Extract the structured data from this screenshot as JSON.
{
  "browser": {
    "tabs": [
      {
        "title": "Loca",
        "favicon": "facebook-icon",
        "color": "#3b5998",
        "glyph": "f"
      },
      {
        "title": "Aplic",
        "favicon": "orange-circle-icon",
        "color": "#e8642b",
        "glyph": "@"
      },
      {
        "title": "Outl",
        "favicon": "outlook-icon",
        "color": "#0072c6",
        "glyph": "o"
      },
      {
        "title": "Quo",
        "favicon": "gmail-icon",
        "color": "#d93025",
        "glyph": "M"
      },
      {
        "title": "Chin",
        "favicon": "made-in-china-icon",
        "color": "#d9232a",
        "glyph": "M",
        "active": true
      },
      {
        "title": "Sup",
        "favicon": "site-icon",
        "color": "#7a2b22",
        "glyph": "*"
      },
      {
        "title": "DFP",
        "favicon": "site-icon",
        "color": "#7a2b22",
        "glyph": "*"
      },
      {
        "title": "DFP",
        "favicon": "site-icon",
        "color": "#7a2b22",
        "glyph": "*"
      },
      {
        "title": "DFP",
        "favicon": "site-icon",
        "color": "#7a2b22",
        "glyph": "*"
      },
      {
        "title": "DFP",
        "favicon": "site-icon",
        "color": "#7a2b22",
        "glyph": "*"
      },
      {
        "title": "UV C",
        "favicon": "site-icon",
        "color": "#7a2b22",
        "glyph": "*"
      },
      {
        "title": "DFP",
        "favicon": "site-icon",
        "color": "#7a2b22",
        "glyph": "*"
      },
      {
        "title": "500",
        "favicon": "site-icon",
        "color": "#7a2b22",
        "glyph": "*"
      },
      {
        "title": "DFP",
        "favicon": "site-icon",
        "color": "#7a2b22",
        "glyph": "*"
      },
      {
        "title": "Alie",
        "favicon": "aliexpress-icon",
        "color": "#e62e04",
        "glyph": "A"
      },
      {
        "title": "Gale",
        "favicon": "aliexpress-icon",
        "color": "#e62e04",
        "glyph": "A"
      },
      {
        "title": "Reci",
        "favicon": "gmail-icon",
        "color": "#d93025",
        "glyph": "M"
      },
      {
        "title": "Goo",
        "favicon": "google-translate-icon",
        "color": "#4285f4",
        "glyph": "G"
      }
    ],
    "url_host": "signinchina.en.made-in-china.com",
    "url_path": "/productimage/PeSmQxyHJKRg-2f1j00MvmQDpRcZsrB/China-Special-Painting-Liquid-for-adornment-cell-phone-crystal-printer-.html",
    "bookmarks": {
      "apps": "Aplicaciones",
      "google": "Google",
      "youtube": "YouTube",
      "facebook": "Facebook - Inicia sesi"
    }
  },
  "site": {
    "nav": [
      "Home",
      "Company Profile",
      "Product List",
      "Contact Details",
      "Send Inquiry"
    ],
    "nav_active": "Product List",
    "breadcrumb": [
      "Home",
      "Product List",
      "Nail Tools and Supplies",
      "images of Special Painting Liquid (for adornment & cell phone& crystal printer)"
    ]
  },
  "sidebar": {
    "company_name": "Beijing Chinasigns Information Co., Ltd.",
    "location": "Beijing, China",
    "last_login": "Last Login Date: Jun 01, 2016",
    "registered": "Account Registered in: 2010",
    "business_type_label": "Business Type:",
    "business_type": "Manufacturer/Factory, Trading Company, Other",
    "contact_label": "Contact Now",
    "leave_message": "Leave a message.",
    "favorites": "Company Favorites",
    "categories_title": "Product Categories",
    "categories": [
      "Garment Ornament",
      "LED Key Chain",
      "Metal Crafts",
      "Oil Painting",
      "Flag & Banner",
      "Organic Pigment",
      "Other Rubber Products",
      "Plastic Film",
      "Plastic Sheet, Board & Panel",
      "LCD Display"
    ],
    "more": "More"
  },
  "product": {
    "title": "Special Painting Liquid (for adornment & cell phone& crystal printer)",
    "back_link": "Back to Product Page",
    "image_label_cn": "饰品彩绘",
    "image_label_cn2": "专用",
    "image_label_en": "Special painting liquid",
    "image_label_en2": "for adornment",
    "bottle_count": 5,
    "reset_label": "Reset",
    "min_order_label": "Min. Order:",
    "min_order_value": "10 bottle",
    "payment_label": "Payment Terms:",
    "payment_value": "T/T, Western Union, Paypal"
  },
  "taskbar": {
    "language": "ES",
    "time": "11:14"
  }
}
##########
REQUIREMENT
Take the lines above and print them exactly.

EXPECTED ANSWER
Extract the structured data from this screenshot as JSON.
{
  "browser": {
    "tabs": [
      {
        "title": "Loca",
        "favicon": "facebook-icon",
        "color": "#3b5998",
        "glyph": "f"
      },
      {
        "title": "Aplic",
        "favicon": "orange-circle-icon",
        "color": "#e8642b",
        "glyph": "@"
      },
      {
        "title": "Outl",
        "favicon": "outlook-icon",
        "color": "#0072c6",
        "glyph": "o"
      },
      {
        "title": "Quo",
        "favicon": "gmail-icon",
        "color": "#d93025",
        "glyph": "M"
      },
      {
        "title": "Chin",
        "favicon": "made-in-china-icon",
        "color": "#d9232a",
        "glyph": "M",
        "active": true
      },
      {
        "title": "Sup",
        "favicon": "site-icon",
        "color": "#7a2b22",
        "glyph": "*"
      },
      {
        "title": "DFP",
        "favicon": "site-icon",
        "color": "#7a2b22",
        "glyph": "*"
      },
      {
        "title": "DFP",
        "favicon": "site-icon",
        "color": "#7a2b22",
        "glyph": "*"
      },
      {
        "title": "DFP",
        "favicon": "site-icon",
        "color": "#7a2b22",
        "glyph": "*"
      },
      {
        "title": "DFP",
        "favicon": "site-icon",
        "color": "#7a2b22",
        "glyph": "*"
      },
      {
        "title": "UV C",
        "favicon": "site-icon",
        "color": "#7a2b22",
        "glyph": "*"
      },
      {
        "title": "DFP",
        "favicon": "site-icon",
        "color": "#7a2b22",
        "glyph": "*"
      },
      {
        "title": "500",
        "favicon": "site-icon",
        "color": "#7a2b22",
        "glyph": "*"
      },
      {
        "title": "DFP",
        "favicon": "site-icon",
        "color": "#7a2b22",
        "glyph": "*"
      },
      {
        "title": "Alie",
        "favicon": "aliexpress-icon",
        "color": "#e62e04",
        "glyph": "A"
      },
      {
        "title": "Gale",
        "favicon": "aliexpress-icon",
        "color": "#e62e04",
        "glyph": "A"
      },
      {
        "title": "Reci",
        "favicon": "gmail-icon",
        "color": "#d93025",
        "glyph": "M"
      },
      {
        "title": "Goo",
        "favicon": "google-translate-icon",
        "color": "#4285f4",
        "glyph": "G"
      }
    ],
    "url_host": "signinchina.en.made-in-china.com",
    "url_path": "/productimage/PeSmQxyHJKRg-2f1j00MvmQDpRcZsrB/China-Special-Painting-Liquid-for-adornment-cell-phone-crystal-printer-.html",
    "bookmarks": {
      "apps": "Aplicaciones",
      "google": "Google",
      "youtube": "YouTube",
      "facebook": "Facebook - Inicia sesi"
    }
  },
  "site": {
    "nav": [
      "Home",
      "Company Profile",
      "Product List",
      "Contact Details",
      "Send Inquiry"
    ],
    "nav_active": "Product List",
    "breadcrumb": [
      "Home",
      "Product List",
      "Nail Tools and Supplies",
      "images of Special Painting Liquid (for adornment & cell phone& crystal printer)"
    ]
  },
  "sidebar": {
    "company_name": "Beijing Chinasigns Information Co., Ltd.",
    "location": "Beijing, China",
    "last_login": "Last Login Date: Jun 01, 2016",
    "registered": "Account Registered in: 2010",
    "business_type_label": "Business Type:",
    "business_type": "Manufacturer/Factory, Trading Company, Other",
    "contact_label": "Contact Now",
    "leave_message": "Leave a message.",
    "favorites": "Company Favorites",
    "categories_title": "Product Categories",
    "categories": [
      "Garment Ornament",
      "LED Key Chain",
      "Metal Crafts",
      "Oil Painting",
      "Flag & Banner",
      "Organic Pigment",
      "Other Rubber Products",
      "Plastic Film",
      "Plastic Sheet, Board & Panel",
      "LCD Display"
    ],
    "more": "More"
  },
  "product": {
    "title": "Special Painting Liquid (for adornment & cell phone& crystal printer)",
    "back_link": "Back to Product Page",
    "image_label_cn": "饰品彩绘",
    "image_label_cn2": "专用",
    "image_label_en": "Special painting liquid",
    "image_label_en2": "for adornment",
    "bottle_count": 5,
    "reset_label": "Reset",
    "min_order_label": "Min. Order:",
    "min_order_value": "10 bottle",
    "payment_label": "Payment Terms:",
    "payment_value": "T/T, Western Union, Paypal"
  },
  "taskbar": {
    "language": "ES",
    "time": "11:14"
  }
}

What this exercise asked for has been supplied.